## What is being asked:
Repeat all the records exactly, omitting pictures.

## Records shown:
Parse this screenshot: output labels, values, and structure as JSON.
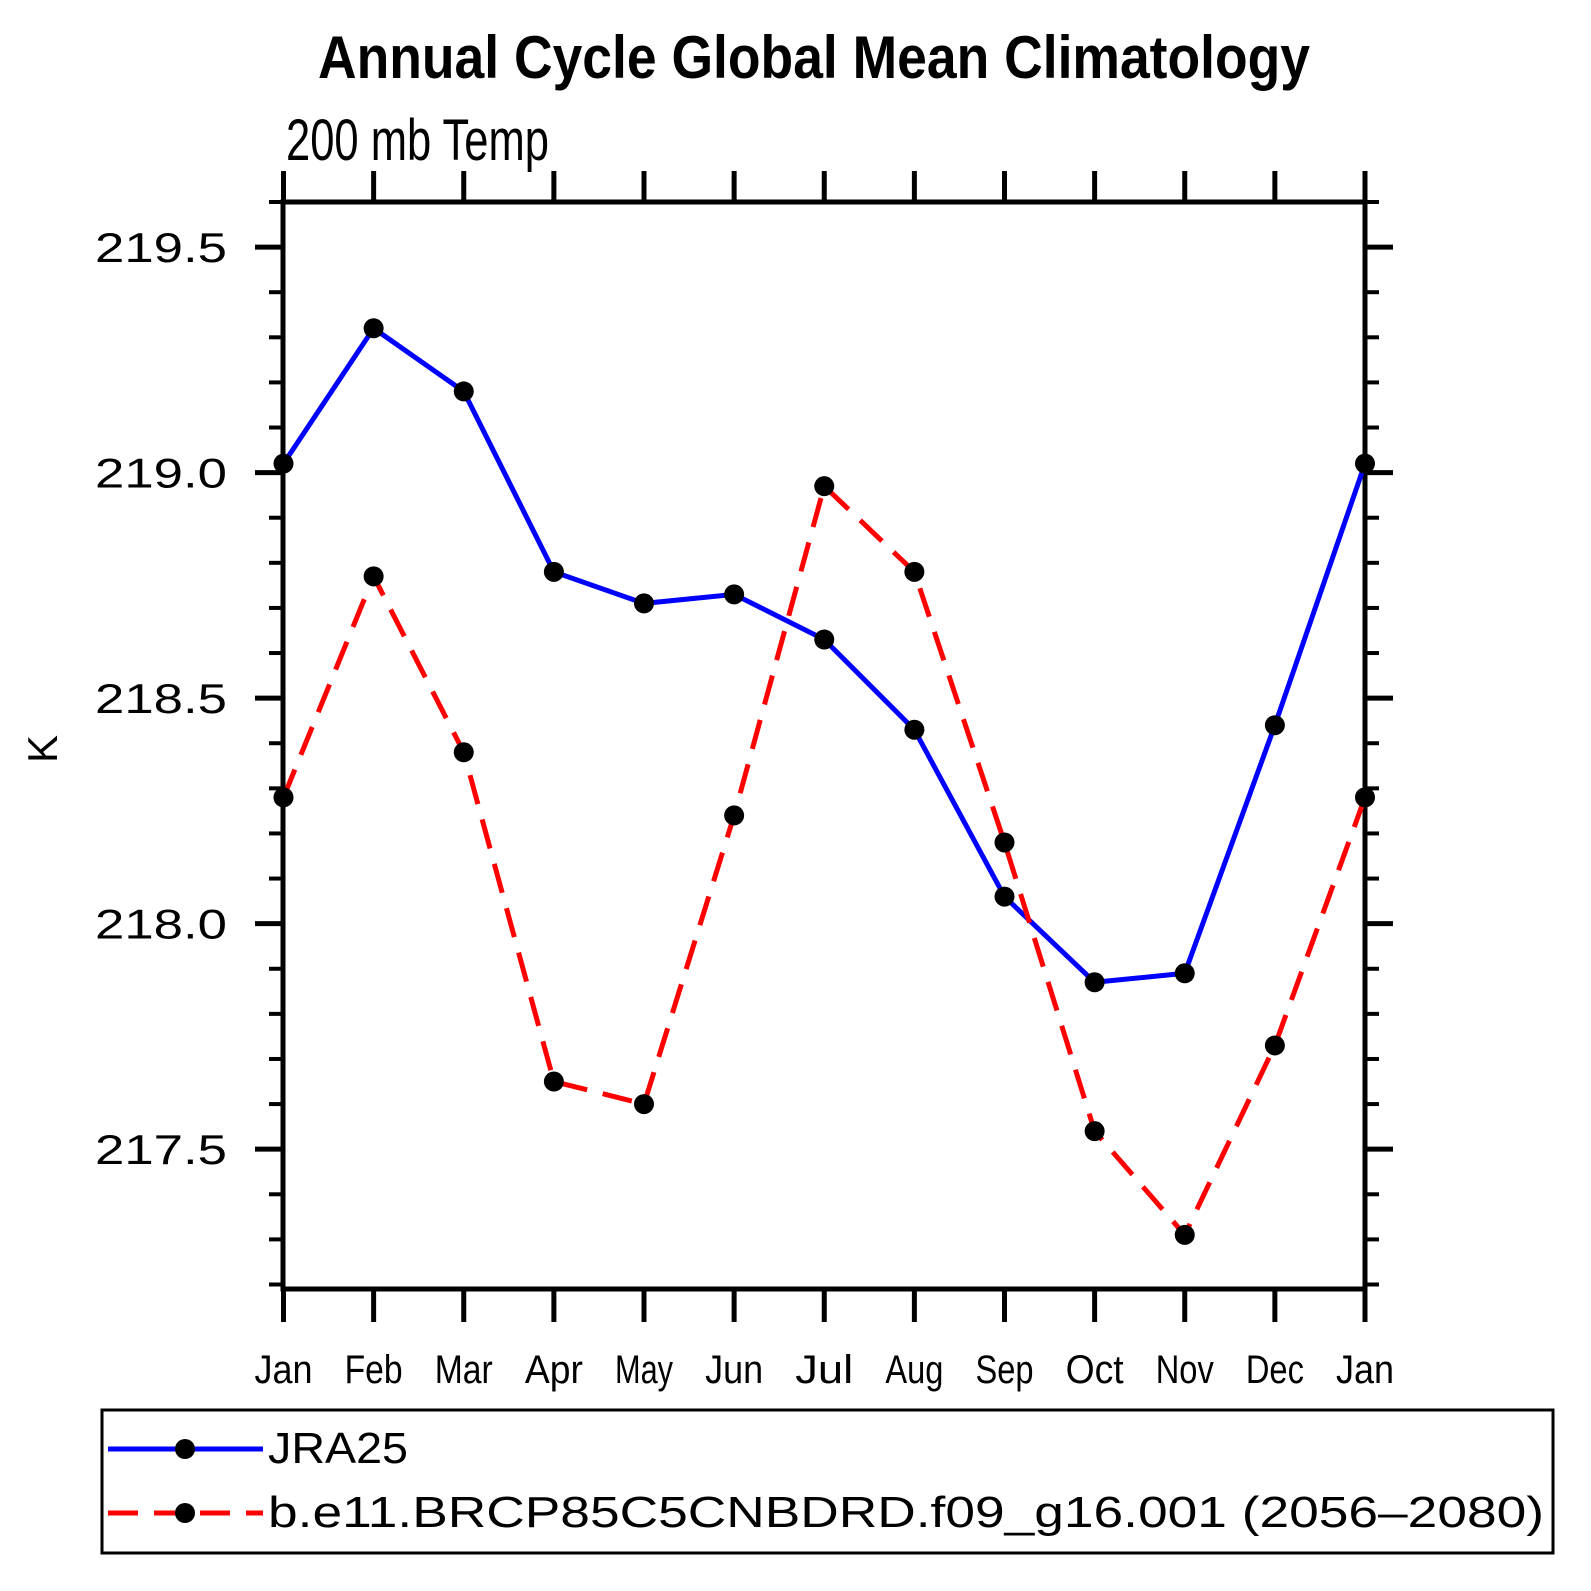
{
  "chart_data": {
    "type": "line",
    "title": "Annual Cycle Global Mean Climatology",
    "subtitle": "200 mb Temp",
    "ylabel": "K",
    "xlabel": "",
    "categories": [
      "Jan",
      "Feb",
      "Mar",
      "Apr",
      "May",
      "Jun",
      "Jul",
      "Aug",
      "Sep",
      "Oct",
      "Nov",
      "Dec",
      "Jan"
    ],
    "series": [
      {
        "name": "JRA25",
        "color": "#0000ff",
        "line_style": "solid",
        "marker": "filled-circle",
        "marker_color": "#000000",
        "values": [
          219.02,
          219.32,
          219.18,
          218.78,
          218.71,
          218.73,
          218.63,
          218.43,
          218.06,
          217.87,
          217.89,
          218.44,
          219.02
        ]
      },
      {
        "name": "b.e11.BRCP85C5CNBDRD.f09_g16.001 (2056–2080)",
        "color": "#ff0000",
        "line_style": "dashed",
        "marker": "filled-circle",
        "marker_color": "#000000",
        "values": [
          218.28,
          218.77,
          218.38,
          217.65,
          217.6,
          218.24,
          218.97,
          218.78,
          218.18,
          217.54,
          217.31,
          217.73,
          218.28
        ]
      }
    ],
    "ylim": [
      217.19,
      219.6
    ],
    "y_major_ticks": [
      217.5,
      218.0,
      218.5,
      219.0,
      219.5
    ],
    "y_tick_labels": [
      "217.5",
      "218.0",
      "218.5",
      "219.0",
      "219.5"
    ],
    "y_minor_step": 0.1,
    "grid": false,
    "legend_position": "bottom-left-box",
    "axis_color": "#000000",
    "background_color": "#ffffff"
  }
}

## Response to this task:
Parse this screenshot: output labels, values, and structure as JSON.
{
  "chart_data": {
    "type": "line",
    "title": "Annual Cycle Global Mean Climatology",
    "subtitle": "200 mb Temp",
    "ylabel": "K",
    "xlabel": "",
    "categories": [
      "Jan",
      "Feb",
      "Mar",
      "Apr",
      "May",
      "Jun",
      "Jul",
      "Aug",
      "Sep",
      "Oct",
      "Nov",
      "Dec",
      "Jan"
    ],
    "series": [
      {
        "name": "JRA25",
        "color": "#0000ff",
        "line_style": "solid",
        "marker": "filled-circle",
        "marker_color": "#000000",
        "values": [
          219.02,
          219.32,
          219.18,
          218.78,
          218.71,
          218.73,
          218.63,
          218.43,
          218.06,
          217.87,
          217.89,
          218.44,
          219.02
        ]
      },
      {
        "name": "b.e11.BRCP85C5CNBDRD.f09_g16.001 (2056–2080)",
        "color": "#ff0000",
        "line_style": "dashed",
        "marker": "filled-circle",
        "marker_color": "#000000",
        "values": [
          218.28,
          218.77,
          218.38,
          217.65,
          217.6,
          218.24,
          218.97,
          218.78,
          218.18,
          217.54,
          217.31,
          217.73,
          218.28
        ]
      }
    ],
    "ylim": [
      217.19,
      219.6
    ],
    "y_major_ticks": [
      217.5,
      218.0,
      218.5,
      219.0,
      219.5
    ],
    "y_tick_labels": [
      "217.5",
      "218.0",
      "218.5",
      "219.0",
      "219.5"
    ],
    "y_minor_step": 0.1,
    "grid": false,
    "legend_position": "bottom-left-box",
    "axis_color": "#000000",
    "background_color": "#ffffff"
  }
}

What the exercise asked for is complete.